● EXERCISE
Tally the lines in the data that follows that include the word "HDFC", and report nothing but the total.

● RECORDS FOR THIS EXERCISE
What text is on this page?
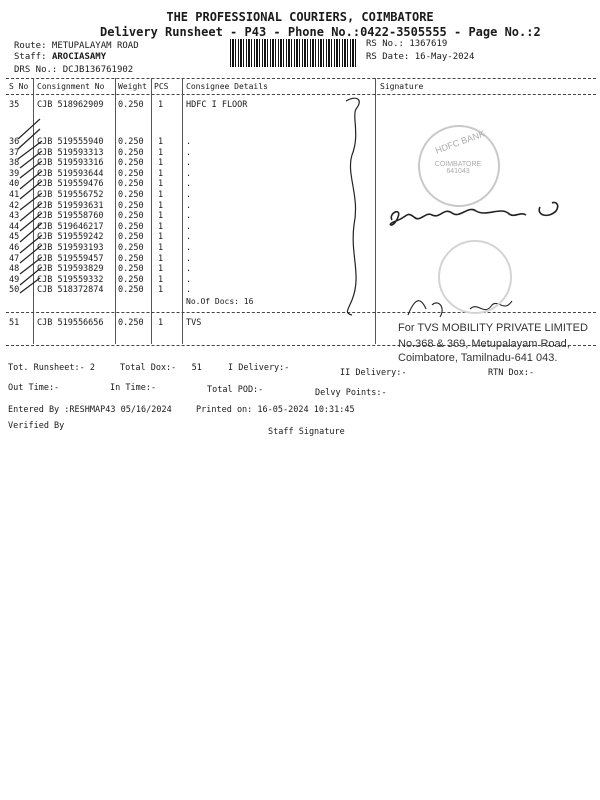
THE PROFESSIONAL COURIERS, COIMBATORE
Delivery Runsheet - P43 - Phone No.:0422-3505555 - Page No.:2
Route: METUPALAYAM ROAD
Staff: AROCIASAMY
DRS No.: DCJB136761902
RS No.: 1367619
RS Date: 16-May-2024
S No Consignment No Weight PCS Consignee Details	Signature
35 CJB 518962909 0.250 1	HDFC I FLOOR
36 CJB 519555940 0.250 1	.
37 CJB 519593313 0.250 1	.
38 CJB 519593316 0.250 1	.
39 CJB 519593644 0.250 1	.
40 CJB 519559476 0.250 1	.
41 CJB 519556752 0.250 1	.
42 CJB 519593631 0.250 1	.
43 CJB 519558760 0.250 1	.
44 CJB 519646217 0.250 1	.
45 CJB 519559242 0.250 1	.
46 CJB 519593193 0.250 1	.
47 CJB 519559457 0.250 1	.
48 CJB 519593829 0.250 1	.
49 CJB 519559332 0.250 1	.
50 CJB 518372874 0.250 1	.
No.Of Docs: 16
51 CJB 519556656 0.250 1	TVS
HDFC BANK
COIMBATORE 641043
For TVS MOBILITY PRIVATE LIMITED
No.368 & 369, Metupalayam Road,
Coimbatore, Tamilnadu-641 043.
Tot. Runsheet:- 2	Total Dox:-   51	I Delivery:-	II Delivery:-	RTN Dox:-
Out Time:-	In Time:-	Total POD:-	Delvy Points:-
Entered By :RESHMAP43 05/16/2024	Printed on: 16-05-2024 10:31:45
Verified By
Staff Signature
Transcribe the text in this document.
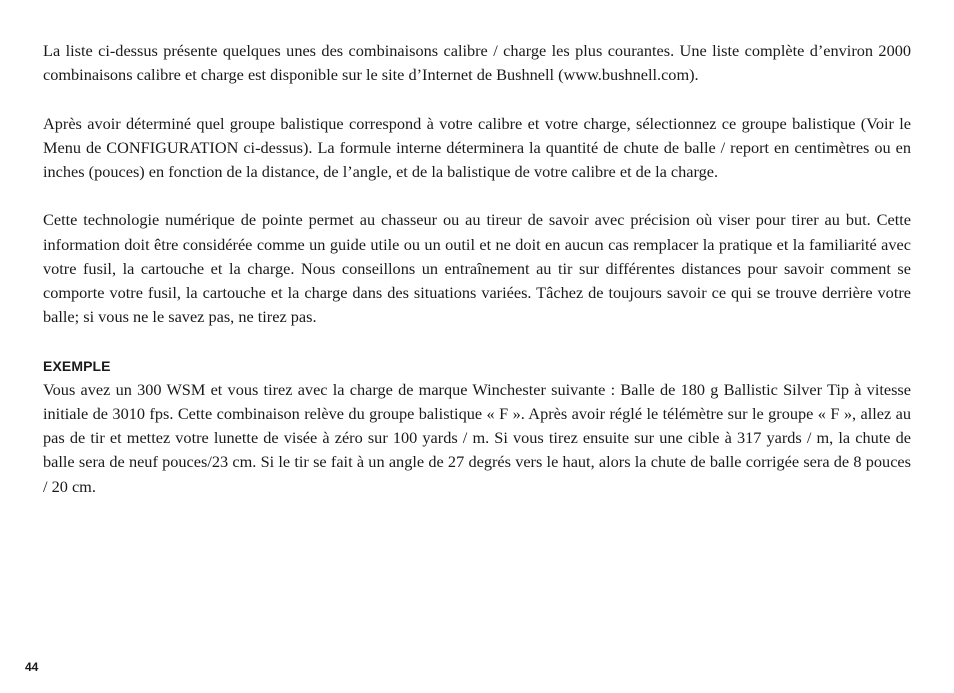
La liste ci-dessus présente quelques unes des combinaisons calibre / charge les plus courantes. Une liste complète d’environ 2000 combinaisons calibre et charge est disponible sur le site d’Internet de Bushnell (www.bushnell.com).

Après avoir déterminé quel groupe balistique correspond à votre calibre et votre charge, sélectionnez ce groupe balistique (Voir le Menu de CONFIGURATION ci-dessus). La formule interne déterminera la quantité de chute de balle / report en centimètres ou en inches (pouces) en fonction de la distance, de l’angle, et de la balistique de votre calibre et de la charge.

Cette technologie numérique de pointe permet au chasseur ou au tireur de savoir avec précision où viser pour tirer au but. Cette information doit être considérée comme un guide utile ou un outil et ne doit en aucun cas remplacer la pratique et la familiarité avec votre fusil, la cartouche et la charge. Nous conseillons un entraînement au tir sur différentes distances pour savoir comment se comporte votre fusil, la cartouche et la charge dans des situations variées. Tâchez de toujours savoir ce qui se trouve derrière votre balle; si vous ne le savez pas, ne tirez pas.

EXEMPLE

Vous avez un 300 WSM et vous tirez avec la charge de marque Winchester suivante : Balle de 180 g Ballistic Silver Tip à vitesse initiale de 3010 fps. Cette combinaison relève du groupe balistique « F ». Après avoir réglé le télémètre sur le groupe « F », allez au pas de tir et mettez votre lunette de visée à zéro sur 100 yards / m. Si vous tirez ensuite sur une cible à 317 yards / m, la chute de balle sera de neuf pouces/23 cm. Si le tir se fait à un angle de 27 degrés vers le haut, alors la chute de balle corrigée sera de 8 pouces / 20 cm.

44
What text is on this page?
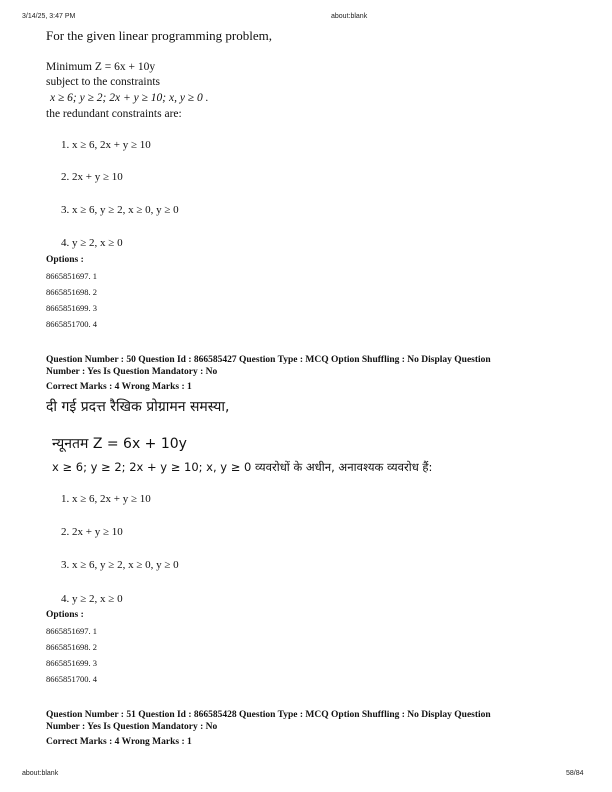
3/14/25, 3:47 PM	about:blank
For the given linear programming problem,
Minimum Z = 6x + 10y
subject to the constraints
x ≥ 6; y ≥ 2; 2x + y ≥ 10; x, y ≥ 0 .
the redundant constraints are:
1. x ≥ 6, 2x + y ≥ 10
2. 2x + y ≥ 10
3. x ≥ 6, y ≥ 2, x ≥ 0, y ≥ 0
4. y ≥ 2, x ≥ 0
Options :
8665851697. 1
8665851698. 2
8665851699. 3
8665851700. 4
Question Number : 50 Question Id : 866585427 Question Type : MCQ Option Shuffling : No Display Question
Number : Yes Is Question Mandatory : No
Correct Marks : 4 Wrong Marks : 1
दी गई प्रदत्त रैखिक प्रोग्रामन समस्या,
न्यूनतम Z = 6x + 10y
x ≥ 6; y ≥ 2; 2x + y ≥ 10; x, y ≥ 0 व्यवरोधों के अधीन, अनावश्यक व्यवरोध हैं:
1. x ≥ 6, 2x + y ≥ 10
2. 2x + y ≥ 10
3. x ≥ 6, y ≥ 2, x ≥ 0, y ≥ 0
4. y ≥ 2, x ≥ 0
Options :
8665851697. 1
8665851698. 2
8665851699. 3
8665851700. 4
Question Number : 51 Question Id : 866585428 Question Type : MCQ Option Shuffling : No Display Question
Number : Yes Is Question Mandatory : No
Correct Marks : 4 Wrong Marks : 1
about:blank	58/84
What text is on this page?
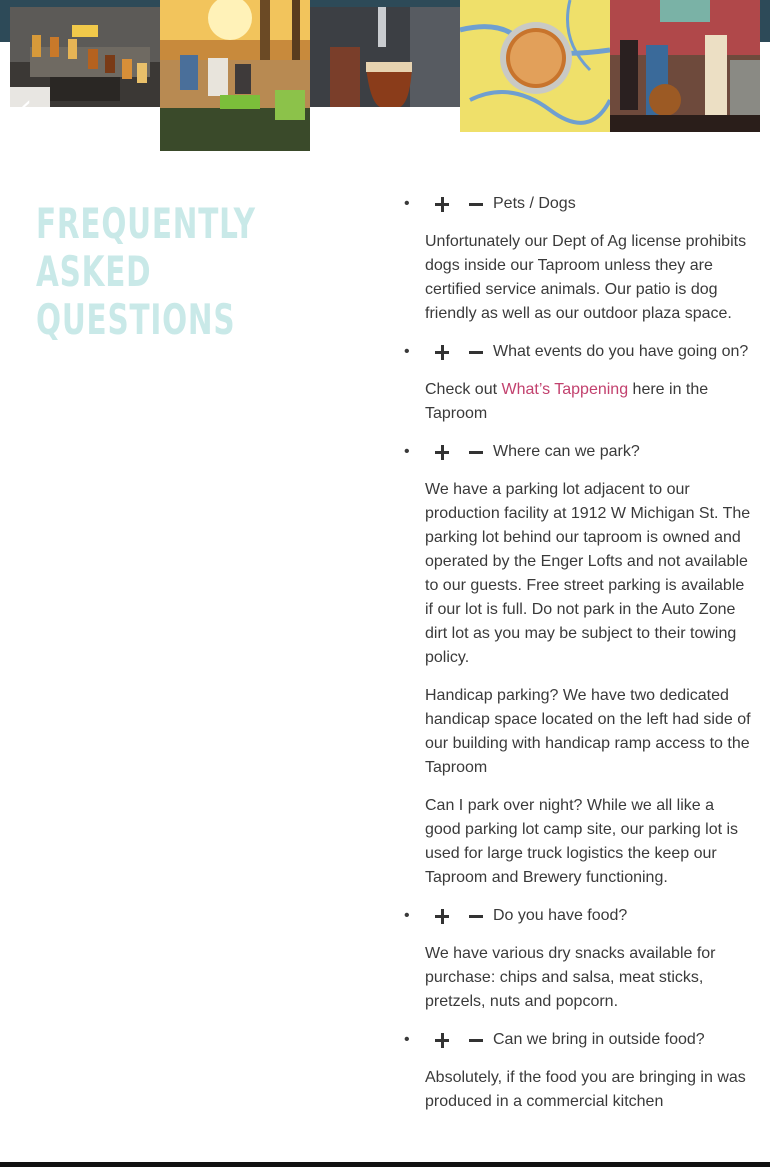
‹
FREQUENTLY
ASKED
QUESTIONS
•	Pets / Dogs

Unfortunately our Dept of Ag license prohibits dogs inside our Taproom unless they are certified service animals. Our patio is dog friendly as well as our outdoor plaza space.

•	What events do you have going on?

Check out What’s Tappening here in the Taproom

•	Where can we park?

We have a parking lot adjacent to our production facility at 1912 W Michigan St. The parking lot behind our taproom is owned and operated by the Enger Lofts and not available to our guests. Free street parking is available if our lot is full. Do not park in the Auto Zone dirt lot as you may be subject to their towing policy.

Handicap parking? We have two dedicated handicap space located on the left had side of our building with handicap ramp access to the Taproom

Can I park over night? While we all like a good parking lot camp site, our parking lot is used for large truck logistics the keep our Taproom and Brewery functioning.

•	Do you have food?

We have various dry snacks available for purchase: chips and salsa, meat sticks, pretzels, nuts and popcorn.

•	Can we bring in outside food?

Absolutely, if the food you are bringing in was produced in a commercial kitchen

● SOLUTION TO THIS TASK
2